Check each line of the listing for the word "gain" and give only the number of lines that have it.

## Provided records
((
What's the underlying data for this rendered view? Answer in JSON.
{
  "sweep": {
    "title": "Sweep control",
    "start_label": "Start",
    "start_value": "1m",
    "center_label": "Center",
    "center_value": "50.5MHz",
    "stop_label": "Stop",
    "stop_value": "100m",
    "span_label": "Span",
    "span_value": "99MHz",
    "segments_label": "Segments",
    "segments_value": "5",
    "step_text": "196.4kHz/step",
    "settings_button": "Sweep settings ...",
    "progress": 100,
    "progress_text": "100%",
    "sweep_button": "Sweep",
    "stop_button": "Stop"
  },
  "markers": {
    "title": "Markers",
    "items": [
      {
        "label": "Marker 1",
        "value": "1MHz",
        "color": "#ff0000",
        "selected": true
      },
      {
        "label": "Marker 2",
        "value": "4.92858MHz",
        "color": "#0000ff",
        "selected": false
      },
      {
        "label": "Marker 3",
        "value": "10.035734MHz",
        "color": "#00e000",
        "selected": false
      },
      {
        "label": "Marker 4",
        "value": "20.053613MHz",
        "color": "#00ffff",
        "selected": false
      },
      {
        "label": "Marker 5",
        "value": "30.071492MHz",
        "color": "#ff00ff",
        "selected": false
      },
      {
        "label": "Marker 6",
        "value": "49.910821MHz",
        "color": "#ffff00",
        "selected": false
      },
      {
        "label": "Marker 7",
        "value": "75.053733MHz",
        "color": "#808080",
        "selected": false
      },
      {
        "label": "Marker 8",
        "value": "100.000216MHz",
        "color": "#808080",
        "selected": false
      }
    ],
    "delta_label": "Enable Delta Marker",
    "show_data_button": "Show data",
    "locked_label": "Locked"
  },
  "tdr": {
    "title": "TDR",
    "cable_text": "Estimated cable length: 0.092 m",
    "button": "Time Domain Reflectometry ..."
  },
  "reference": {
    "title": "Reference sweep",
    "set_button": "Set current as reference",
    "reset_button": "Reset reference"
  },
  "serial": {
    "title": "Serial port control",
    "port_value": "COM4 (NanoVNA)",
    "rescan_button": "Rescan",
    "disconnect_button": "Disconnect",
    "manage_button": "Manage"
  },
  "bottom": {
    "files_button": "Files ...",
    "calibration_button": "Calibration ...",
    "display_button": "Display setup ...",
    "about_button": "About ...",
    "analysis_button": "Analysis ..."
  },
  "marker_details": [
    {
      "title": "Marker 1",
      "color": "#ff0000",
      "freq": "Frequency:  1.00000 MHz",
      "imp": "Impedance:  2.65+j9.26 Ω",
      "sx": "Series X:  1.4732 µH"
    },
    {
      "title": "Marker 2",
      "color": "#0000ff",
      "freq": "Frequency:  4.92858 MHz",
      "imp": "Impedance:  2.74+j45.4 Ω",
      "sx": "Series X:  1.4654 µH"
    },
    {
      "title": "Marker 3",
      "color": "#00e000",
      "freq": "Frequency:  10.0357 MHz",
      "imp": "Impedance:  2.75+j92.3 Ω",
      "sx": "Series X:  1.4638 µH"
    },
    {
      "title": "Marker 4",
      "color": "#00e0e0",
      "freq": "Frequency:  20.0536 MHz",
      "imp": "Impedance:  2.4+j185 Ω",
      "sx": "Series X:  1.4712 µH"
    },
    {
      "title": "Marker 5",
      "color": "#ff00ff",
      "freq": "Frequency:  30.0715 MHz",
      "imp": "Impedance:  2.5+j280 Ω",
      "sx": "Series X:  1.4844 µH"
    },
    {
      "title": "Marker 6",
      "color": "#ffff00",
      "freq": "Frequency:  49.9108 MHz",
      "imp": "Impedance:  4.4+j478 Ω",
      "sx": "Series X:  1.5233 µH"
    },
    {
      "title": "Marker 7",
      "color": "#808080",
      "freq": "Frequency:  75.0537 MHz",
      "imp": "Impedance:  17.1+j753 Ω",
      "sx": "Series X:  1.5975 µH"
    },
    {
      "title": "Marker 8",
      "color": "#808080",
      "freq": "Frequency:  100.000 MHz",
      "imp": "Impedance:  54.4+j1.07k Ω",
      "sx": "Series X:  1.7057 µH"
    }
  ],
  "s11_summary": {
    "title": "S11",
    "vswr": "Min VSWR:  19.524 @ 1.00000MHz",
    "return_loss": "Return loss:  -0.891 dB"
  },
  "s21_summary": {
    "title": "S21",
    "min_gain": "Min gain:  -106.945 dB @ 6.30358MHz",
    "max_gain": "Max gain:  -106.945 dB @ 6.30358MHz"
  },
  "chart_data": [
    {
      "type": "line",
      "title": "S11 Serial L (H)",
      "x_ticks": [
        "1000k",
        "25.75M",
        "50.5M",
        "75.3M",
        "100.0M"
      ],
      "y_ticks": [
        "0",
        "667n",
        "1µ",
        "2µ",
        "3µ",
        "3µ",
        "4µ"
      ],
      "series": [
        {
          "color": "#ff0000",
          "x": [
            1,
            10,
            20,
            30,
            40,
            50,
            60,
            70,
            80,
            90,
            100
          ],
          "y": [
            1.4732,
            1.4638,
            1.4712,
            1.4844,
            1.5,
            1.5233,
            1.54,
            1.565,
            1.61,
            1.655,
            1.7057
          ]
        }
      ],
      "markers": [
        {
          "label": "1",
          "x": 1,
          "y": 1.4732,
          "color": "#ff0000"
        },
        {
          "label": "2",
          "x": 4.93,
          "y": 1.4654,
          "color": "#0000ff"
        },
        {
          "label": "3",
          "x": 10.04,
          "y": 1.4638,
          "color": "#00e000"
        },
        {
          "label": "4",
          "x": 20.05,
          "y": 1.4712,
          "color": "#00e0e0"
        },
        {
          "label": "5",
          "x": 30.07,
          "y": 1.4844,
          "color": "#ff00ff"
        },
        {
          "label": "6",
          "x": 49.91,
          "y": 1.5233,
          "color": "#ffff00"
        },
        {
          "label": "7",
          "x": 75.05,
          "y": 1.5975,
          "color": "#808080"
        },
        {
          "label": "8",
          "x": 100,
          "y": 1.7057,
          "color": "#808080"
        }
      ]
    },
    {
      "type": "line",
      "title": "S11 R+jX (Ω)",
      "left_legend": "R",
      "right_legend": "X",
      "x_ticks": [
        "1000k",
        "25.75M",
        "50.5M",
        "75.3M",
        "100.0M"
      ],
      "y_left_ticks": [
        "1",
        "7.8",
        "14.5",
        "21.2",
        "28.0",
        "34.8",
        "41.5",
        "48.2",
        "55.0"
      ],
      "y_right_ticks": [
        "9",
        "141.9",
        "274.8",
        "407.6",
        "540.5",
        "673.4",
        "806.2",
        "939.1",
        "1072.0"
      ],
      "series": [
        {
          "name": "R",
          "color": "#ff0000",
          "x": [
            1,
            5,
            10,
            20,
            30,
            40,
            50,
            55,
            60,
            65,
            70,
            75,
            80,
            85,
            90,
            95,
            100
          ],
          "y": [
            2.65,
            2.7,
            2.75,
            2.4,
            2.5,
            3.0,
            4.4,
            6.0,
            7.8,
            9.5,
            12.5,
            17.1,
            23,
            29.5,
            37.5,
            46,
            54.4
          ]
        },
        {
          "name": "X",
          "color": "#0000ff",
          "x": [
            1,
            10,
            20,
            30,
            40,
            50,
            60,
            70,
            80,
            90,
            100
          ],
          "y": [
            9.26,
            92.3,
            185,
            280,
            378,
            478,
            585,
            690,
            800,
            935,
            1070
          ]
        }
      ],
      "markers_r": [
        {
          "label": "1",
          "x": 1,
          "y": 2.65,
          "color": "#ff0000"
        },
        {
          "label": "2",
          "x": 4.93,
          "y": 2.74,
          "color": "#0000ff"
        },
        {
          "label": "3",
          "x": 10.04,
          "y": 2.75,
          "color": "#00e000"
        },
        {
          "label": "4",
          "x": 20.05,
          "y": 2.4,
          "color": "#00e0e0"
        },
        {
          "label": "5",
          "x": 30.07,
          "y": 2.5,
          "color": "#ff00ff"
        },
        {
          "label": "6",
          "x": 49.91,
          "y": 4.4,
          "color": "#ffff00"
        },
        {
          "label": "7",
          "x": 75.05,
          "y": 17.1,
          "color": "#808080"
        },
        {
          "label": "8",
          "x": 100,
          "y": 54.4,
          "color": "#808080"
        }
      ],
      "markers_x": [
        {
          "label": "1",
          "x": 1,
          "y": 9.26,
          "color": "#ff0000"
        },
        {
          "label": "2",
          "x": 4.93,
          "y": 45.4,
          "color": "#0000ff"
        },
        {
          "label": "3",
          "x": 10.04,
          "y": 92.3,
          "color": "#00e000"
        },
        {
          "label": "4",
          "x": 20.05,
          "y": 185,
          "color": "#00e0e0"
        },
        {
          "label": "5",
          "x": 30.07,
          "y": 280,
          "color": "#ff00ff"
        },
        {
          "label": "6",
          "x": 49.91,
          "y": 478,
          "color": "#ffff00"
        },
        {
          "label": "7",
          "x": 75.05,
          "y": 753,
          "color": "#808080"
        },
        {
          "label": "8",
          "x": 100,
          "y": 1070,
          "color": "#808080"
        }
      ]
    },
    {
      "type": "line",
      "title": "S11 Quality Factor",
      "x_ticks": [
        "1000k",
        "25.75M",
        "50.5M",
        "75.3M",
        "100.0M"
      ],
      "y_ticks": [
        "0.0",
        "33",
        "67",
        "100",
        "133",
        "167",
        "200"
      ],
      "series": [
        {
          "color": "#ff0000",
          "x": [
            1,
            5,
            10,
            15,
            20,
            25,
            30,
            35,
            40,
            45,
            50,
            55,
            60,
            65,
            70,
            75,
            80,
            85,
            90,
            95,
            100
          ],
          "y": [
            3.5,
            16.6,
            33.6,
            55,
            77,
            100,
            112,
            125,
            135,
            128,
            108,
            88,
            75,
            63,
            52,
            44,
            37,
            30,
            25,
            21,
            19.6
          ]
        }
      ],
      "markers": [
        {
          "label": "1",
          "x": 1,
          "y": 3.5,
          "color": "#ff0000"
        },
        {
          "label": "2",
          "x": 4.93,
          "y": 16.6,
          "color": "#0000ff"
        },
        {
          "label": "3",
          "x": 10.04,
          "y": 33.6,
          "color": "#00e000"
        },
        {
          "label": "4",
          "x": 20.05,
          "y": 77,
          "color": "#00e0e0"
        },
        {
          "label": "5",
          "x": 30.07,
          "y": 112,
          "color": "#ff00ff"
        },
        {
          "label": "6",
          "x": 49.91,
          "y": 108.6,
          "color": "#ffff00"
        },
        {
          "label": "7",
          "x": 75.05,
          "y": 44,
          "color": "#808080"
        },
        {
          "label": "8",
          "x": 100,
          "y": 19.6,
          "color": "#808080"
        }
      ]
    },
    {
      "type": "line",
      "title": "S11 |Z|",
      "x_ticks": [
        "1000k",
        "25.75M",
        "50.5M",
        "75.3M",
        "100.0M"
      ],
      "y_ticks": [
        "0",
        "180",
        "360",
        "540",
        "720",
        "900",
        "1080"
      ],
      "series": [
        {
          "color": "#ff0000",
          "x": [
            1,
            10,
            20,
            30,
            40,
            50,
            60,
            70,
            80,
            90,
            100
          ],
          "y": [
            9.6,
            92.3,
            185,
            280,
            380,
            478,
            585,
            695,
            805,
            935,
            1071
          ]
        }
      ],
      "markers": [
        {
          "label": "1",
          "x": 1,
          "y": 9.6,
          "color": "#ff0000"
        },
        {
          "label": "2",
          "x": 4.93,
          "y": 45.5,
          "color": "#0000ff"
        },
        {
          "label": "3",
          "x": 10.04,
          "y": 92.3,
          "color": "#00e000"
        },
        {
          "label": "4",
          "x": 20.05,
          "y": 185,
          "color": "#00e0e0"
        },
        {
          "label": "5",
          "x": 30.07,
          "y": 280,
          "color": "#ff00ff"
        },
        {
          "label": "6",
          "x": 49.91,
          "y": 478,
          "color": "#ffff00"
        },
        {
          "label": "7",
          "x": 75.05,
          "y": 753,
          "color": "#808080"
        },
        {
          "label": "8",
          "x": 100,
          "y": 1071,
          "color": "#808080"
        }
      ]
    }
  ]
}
))
## Problem solution
2